Extracted records

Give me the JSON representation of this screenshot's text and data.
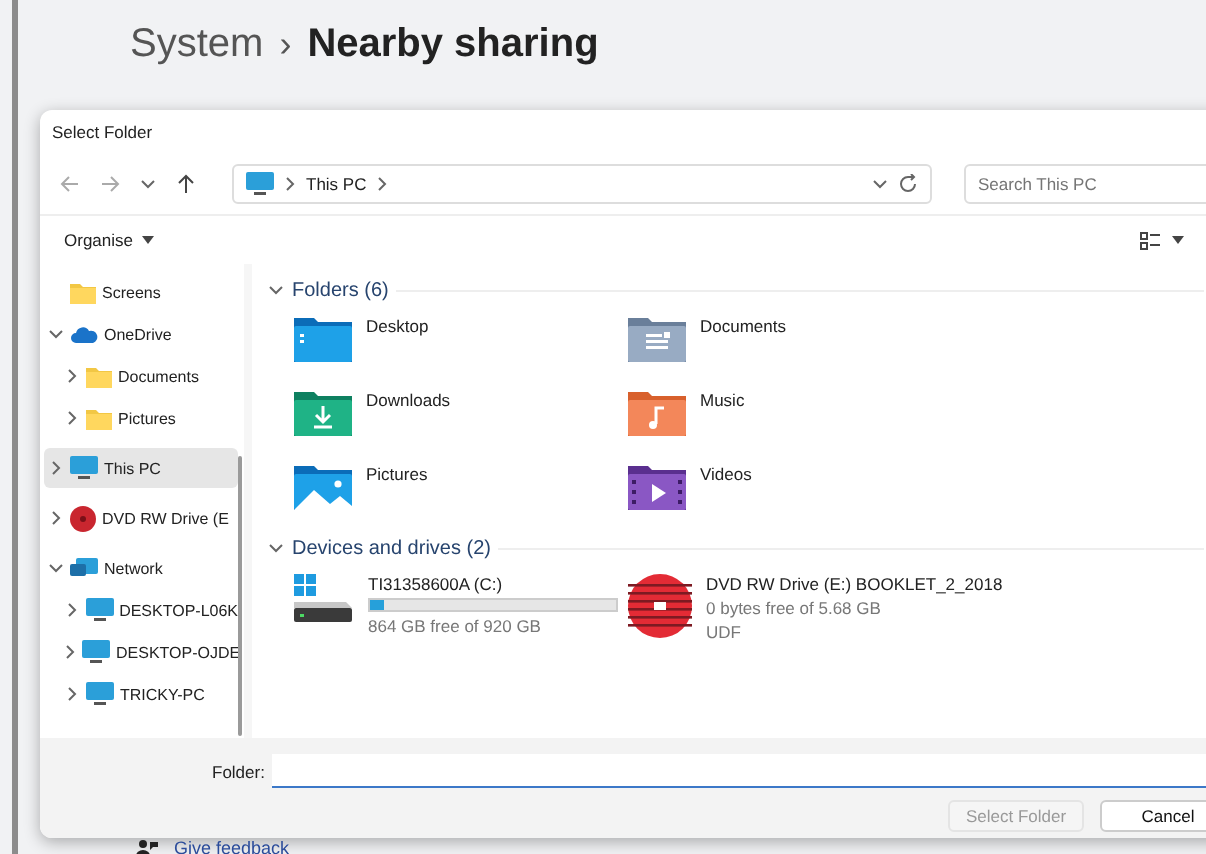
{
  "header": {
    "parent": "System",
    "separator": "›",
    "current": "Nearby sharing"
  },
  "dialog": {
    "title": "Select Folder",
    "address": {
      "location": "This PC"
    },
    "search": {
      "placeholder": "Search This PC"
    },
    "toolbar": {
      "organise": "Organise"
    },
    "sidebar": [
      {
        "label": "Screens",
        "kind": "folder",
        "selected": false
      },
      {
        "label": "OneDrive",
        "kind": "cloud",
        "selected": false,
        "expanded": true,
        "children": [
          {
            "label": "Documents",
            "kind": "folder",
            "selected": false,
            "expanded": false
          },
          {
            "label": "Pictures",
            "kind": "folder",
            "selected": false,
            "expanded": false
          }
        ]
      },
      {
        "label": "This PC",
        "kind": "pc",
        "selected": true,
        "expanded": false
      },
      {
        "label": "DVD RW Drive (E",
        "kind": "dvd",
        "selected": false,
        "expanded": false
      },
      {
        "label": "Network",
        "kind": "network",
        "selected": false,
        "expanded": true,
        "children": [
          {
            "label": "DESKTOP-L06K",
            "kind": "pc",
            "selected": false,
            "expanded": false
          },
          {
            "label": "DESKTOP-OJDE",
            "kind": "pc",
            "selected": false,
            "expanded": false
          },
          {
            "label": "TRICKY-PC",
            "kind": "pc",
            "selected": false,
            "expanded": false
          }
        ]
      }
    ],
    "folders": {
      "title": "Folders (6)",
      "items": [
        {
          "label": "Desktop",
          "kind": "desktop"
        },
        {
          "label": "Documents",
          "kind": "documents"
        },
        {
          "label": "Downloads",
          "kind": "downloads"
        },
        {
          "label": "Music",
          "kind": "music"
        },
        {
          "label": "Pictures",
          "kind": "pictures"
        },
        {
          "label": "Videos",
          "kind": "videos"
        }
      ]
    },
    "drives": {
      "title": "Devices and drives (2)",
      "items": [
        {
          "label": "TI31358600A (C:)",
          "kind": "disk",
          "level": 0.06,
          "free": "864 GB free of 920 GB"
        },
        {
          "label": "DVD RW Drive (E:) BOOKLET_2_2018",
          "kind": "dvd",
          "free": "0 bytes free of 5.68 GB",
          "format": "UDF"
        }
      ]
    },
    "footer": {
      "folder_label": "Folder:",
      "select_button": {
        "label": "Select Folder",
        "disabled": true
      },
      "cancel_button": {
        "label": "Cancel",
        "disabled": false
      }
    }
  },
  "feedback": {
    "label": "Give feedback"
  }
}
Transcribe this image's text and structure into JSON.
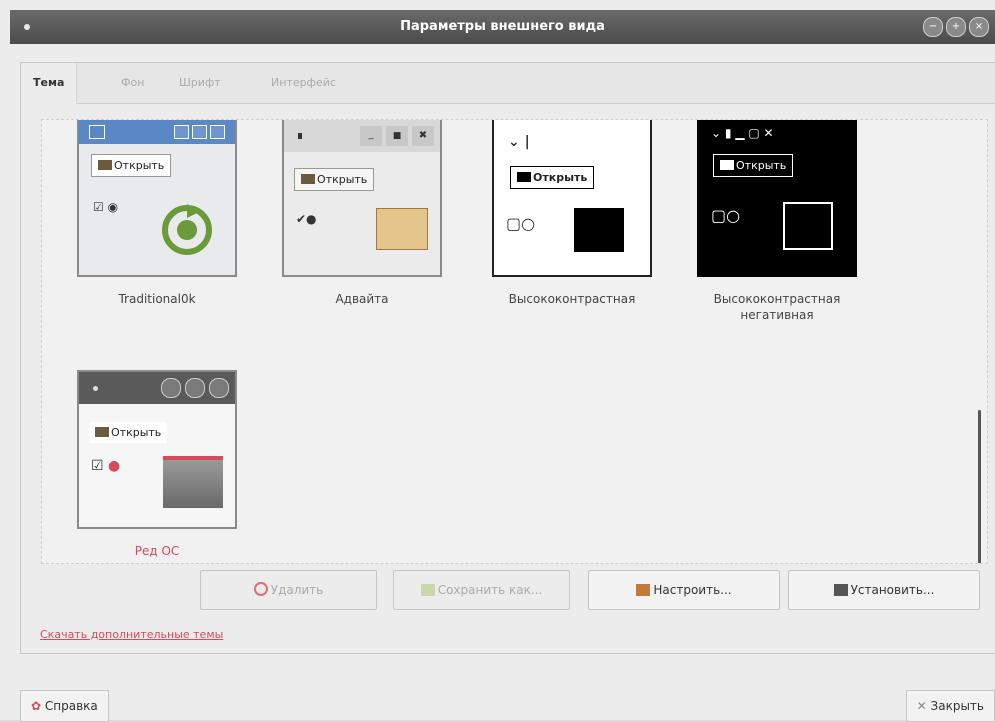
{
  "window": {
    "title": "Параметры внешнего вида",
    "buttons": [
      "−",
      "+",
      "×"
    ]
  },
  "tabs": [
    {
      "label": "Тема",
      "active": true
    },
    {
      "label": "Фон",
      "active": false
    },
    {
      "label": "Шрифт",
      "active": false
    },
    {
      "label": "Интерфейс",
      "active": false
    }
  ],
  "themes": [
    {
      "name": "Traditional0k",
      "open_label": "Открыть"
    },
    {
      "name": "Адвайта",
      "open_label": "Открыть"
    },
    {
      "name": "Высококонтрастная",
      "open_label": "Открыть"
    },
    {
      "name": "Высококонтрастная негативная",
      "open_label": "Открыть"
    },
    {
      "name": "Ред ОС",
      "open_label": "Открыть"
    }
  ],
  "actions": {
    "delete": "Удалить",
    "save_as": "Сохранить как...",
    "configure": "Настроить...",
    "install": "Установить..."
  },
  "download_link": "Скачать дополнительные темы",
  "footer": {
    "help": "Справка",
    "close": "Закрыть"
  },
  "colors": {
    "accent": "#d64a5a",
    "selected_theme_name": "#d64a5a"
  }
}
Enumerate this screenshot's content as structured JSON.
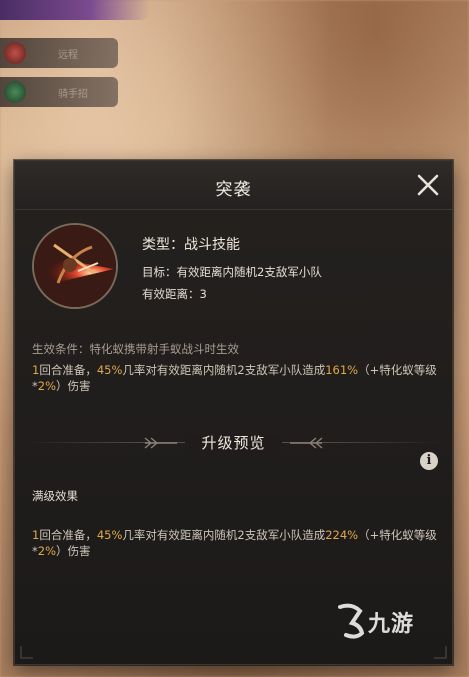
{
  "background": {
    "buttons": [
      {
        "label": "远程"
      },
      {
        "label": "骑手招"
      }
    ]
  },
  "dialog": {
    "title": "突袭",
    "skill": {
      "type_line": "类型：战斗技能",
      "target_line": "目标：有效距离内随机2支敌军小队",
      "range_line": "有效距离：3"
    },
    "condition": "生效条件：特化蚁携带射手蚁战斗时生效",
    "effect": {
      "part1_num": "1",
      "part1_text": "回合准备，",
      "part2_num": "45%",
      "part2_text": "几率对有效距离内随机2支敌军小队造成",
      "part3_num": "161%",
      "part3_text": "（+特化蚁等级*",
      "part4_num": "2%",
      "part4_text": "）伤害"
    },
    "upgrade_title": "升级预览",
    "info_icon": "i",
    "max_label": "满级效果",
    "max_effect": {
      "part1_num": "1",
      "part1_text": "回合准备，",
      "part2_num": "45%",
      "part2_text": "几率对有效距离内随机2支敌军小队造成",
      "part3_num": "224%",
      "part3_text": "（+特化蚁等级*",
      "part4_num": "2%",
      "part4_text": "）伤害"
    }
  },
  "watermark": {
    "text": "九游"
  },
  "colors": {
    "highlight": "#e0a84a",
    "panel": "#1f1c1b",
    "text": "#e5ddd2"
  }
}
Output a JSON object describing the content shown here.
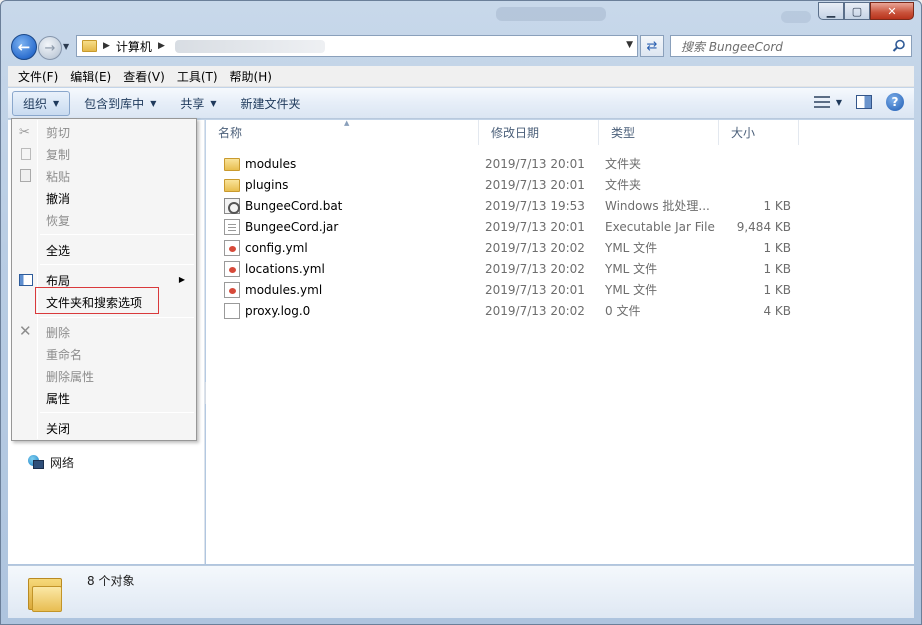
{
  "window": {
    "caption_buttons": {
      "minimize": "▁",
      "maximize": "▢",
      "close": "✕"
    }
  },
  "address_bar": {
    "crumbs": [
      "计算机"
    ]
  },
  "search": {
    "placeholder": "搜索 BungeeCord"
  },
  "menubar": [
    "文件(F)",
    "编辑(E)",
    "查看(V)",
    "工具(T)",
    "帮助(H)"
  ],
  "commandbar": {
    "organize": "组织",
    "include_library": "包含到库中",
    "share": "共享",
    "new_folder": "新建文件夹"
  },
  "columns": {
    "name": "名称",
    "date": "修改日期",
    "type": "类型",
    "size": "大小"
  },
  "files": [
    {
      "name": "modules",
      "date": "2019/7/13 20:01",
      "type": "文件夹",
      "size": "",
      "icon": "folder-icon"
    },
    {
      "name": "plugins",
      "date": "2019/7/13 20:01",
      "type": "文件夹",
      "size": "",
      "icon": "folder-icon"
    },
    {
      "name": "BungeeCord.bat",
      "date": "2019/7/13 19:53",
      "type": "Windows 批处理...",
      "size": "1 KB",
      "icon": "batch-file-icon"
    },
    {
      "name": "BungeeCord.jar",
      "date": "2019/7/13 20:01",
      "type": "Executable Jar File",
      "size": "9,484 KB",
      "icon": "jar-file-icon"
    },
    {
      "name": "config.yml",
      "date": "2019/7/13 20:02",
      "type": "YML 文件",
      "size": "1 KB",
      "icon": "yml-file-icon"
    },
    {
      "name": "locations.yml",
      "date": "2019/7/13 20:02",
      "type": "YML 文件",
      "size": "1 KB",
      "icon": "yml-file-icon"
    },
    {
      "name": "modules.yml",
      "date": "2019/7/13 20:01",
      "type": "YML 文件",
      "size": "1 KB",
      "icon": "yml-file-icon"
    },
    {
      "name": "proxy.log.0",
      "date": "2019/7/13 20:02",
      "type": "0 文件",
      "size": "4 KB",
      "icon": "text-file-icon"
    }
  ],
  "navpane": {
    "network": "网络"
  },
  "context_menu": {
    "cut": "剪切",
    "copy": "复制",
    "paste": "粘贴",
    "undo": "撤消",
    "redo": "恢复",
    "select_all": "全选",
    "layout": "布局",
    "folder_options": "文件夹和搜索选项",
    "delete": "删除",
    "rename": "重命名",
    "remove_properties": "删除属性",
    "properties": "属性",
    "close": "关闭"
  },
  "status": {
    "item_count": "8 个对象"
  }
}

What is required
Select all lines with the word "free" from the entries above.

Expected output
          "free": "864 GB free of 920 GB"
          "free": "0 bytes free of 5.68 GB",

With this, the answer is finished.